What you should do
List all lines in the material below that contain "Triq".

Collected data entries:
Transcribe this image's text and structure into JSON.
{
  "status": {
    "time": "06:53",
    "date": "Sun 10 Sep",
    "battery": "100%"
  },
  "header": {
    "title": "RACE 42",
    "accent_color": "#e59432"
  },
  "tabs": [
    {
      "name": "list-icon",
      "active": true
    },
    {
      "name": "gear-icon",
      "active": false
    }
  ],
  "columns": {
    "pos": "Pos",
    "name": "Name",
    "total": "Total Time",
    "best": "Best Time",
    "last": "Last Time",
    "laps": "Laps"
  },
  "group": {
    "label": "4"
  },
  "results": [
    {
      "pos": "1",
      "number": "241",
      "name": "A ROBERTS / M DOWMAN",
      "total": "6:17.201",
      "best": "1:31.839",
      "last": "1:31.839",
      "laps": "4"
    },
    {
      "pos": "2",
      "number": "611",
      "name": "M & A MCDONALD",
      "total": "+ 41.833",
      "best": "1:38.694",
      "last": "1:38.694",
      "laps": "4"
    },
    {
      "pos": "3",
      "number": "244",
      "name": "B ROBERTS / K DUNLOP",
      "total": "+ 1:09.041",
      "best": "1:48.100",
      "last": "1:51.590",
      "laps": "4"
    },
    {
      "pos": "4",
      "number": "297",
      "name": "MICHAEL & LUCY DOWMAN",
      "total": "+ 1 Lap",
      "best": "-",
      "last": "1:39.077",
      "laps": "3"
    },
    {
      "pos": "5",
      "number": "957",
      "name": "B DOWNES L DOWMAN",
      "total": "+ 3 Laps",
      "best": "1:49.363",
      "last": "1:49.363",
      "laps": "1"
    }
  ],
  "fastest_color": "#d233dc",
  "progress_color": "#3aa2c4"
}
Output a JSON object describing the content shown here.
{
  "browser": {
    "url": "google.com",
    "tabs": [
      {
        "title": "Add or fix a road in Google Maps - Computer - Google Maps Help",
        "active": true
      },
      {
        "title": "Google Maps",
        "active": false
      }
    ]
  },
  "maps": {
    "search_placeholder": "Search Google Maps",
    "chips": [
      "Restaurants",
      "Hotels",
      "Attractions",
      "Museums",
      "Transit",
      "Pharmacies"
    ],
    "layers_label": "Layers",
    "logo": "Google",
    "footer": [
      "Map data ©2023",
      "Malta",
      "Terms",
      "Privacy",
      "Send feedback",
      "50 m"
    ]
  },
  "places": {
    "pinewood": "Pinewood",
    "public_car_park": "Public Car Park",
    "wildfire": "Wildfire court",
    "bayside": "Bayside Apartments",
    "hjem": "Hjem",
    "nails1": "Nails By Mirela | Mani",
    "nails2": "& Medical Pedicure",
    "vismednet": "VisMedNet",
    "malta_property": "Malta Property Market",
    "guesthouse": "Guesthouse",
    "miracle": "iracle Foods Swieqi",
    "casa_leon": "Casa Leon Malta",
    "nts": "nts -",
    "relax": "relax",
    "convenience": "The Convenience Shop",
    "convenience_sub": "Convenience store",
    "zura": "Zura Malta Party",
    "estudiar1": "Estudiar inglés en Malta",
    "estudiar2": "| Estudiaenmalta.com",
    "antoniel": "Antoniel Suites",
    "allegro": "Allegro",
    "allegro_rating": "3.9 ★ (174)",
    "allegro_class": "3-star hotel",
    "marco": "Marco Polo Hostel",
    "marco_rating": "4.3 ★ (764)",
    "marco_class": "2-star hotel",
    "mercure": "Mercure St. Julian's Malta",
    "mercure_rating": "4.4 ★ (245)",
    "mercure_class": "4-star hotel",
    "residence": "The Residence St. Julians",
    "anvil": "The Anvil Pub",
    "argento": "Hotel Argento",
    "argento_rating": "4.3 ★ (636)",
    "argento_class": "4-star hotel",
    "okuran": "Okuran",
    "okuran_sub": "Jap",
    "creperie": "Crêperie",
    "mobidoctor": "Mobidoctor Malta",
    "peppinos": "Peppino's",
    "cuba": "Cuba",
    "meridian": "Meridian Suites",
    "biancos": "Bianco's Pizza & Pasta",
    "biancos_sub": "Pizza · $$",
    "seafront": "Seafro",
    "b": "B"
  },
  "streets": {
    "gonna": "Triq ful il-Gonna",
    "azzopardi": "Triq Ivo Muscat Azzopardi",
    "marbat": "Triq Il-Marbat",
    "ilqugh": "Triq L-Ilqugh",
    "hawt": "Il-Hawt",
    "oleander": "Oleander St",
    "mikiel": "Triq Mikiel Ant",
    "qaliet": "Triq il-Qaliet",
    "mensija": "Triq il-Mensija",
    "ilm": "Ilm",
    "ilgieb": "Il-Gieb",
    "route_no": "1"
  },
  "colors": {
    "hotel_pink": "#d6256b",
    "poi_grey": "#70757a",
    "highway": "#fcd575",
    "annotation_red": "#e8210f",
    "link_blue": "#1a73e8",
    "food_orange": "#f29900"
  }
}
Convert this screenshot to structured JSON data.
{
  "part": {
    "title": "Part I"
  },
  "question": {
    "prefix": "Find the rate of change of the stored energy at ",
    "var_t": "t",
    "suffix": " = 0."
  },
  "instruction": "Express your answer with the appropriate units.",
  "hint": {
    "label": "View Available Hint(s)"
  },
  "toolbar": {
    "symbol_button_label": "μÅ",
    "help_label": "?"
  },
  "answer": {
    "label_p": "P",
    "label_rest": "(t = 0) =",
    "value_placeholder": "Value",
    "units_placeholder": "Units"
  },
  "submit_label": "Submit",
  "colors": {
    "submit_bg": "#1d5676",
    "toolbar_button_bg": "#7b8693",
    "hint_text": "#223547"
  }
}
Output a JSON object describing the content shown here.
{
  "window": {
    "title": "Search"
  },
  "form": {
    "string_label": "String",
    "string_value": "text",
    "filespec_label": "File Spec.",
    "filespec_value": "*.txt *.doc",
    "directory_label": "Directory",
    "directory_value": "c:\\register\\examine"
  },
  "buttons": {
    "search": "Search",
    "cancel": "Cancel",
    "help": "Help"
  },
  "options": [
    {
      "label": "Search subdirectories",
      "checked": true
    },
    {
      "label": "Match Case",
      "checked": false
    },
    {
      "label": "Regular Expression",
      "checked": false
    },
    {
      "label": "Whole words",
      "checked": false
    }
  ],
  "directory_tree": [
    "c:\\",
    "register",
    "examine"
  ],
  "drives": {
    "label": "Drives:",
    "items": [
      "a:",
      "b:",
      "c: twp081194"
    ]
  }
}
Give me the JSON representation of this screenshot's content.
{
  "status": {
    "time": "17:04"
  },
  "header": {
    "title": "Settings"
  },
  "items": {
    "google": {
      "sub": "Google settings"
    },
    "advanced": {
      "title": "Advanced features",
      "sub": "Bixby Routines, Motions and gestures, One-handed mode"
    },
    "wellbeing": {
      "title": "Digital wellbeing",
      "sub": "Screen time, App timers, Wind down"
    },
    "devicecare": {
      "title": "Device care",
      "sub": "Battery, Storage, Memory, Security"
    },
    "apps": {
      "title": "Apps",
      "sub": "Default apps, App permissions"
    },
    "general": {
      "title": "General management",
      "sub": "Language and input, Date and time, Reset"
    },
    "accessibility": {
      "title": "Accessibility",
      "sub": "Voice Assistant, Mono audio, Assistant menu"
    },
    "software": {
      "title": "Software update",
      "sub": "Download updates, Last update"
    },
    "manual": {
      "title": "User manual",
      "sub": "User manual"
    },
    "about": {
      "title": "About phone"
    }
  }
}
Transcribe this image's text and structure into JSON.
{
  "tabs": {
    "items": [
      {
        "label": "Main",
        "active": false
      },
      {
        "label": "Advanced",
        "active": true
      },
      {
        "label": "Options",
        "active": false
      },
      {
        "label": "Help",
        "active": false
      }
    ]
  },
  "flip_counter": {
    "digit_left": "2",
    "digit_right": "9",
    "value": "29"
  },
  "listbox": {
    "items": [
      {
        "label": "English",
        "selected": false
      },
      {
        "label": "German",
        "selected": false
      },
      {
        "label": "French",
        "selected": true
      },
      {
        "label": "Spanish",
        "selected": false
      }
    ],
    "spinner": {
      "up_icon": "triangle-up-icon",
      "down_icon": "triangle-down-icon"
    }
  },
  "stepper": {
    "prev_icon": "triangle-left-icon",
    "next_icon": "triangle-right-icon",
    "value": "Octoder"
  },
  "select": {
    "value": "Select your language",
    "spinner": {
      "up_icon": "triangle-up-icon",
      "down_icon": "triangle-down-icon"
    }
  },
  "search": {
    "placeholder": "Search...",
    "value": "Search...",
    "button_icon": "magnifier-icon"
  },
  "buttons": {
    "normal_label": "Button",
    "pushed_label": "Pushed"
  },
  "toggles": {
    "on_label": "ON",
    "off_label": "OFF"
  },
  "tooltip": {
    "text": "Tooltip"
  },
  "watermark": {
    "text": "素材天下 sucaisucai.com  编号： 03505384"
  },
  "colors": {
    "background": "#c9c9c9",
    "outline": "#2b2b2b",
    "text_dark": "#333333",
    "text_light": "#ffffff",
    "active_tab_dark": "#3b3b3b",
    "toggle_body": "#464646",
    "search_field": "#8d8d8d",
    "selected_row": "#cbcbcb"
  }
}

Answer to the task
    "gonna": "Triq ful il-Gonna",
    "azzopardi": "Triq Ivo Muscat Azzopardi",
    "marbat": "Triq Il-Marbat",
    "ilqugh": "Triq L-Ilqugh",
    "mikiel": "Triq Mikiel Ant",
    "qaliet": "Triq il-Qaliet",
    "mensija": "Triq il-Mensija",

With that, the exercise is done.